■ Task description ■
Identify the line that contains "Read out every word on this page." in the material. Output it and every line after it, unchanged, through the end.

■ Available data ■
++++++++++
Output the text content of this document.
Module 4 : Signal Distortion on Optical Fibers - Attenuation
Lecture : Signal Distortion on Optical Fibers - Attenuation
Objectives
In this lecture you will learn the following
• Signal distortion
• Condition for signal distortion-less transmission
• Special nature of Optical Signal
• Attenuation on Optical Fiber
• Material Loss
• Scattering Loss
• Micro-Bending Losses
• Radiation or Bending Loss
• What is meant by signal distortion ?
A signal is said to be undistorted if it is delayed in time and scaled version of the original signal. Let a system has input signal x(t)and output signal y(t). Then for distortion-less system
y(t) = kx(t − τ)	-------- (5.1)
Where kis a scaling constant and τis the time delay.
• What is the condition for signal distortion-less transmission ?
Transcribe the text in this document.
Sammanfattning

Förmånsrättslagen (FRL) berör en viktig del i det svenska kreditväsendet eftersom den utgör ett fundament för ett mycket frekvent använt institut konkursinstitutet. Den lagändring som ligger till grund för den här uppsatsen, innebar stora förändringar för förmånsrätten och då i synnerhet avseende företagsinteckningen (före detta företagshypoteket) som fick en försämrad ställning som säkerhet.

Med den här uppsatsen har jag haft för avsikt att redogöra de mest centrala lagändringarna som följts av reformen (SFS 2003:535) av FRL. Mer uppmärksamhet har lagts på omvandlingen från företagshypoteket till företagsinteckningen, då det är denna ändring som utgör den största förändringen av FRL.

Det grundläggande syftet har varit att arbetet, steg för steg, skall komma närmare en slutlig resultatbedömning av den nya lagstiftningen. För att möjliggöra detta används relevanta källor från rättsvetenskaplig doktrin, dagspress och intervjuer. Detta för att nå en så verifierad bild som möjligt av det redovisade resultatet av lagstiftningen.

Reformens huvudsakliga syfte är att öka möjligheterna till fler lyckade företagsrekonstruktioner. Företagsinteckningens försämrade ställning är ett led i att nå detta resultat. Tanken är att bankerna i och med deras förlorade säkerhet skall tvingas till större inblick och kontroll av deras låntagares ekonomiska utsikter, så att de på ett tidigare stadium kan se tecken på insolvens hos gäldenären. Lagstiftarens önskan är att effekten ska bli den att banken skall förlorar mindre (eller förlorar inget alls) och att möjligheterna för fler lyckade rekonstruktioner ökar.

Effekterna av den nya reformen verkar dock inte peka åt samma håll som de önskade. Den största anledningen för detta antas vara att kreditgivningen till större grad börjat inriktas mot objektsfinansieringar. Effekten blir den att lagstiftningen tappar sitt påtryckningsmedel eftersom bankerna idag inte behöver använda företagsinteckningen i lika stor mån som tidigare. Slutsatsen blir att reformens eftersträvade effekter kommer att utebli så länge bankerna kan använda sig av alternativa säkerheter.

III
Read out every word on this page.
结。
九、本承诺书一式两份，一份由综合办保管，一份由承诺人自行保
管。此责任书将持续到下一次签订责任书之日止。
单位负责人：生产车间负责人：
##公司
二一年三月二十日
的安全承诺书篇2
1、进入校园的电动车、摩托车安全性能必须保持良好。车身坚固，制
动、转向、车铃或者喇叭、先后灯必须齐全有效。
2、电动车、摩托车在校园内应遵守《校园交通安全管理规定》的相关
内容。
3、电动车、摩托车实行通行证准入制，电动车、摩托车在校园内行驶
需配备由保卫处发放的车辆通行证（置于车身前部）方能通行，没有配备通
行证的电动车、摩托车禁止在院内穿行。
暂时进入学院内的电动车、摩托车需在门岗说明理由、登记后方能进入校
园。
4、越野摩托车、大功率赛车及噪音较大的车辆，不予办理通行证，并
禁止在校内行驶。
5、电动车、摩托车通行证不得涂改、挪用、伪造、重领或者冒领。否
++++++++++
■ Output for this exercise ■
Read out every word on this page.
结。
九、本承诺书一式两份，一份由综合办保管，一份由承诺人自行保
管。此责任书将持续到下一次签订责任书之日止。
单位负责人：生产车间负责人：
##公司
二一年三月二十日
的安全承诺书篇2
1、进入校园的电动车、摩托车安全性能必须保持良好。车身坚固，制
动、转向、车铃或者喇叭、先后灯必须齐全有效。
2、电动车、摩托车在校园内应遵守《校园交通安全管理规定》的相关
内容。
3、电动车、摩托车实行通行证准入制，电动车、摩托车在校园内行驶
需配备由保卫处发放的车辆通行证（置于车身前部）方能通行，没有配备通
行证的电动车、摩托车禁止在院内穿行。
暂时进入学院内的电动车、摩托车需在门岗说明理由、登记后方能进入校
园。
4、越野摩托车、大功率赛车及噪音较大的车辆，不予办理通行证，并
禁止在校内行驶。
5、电动车、摩托车通行证不得涂改、挪用、伪造、重领或者冒领。否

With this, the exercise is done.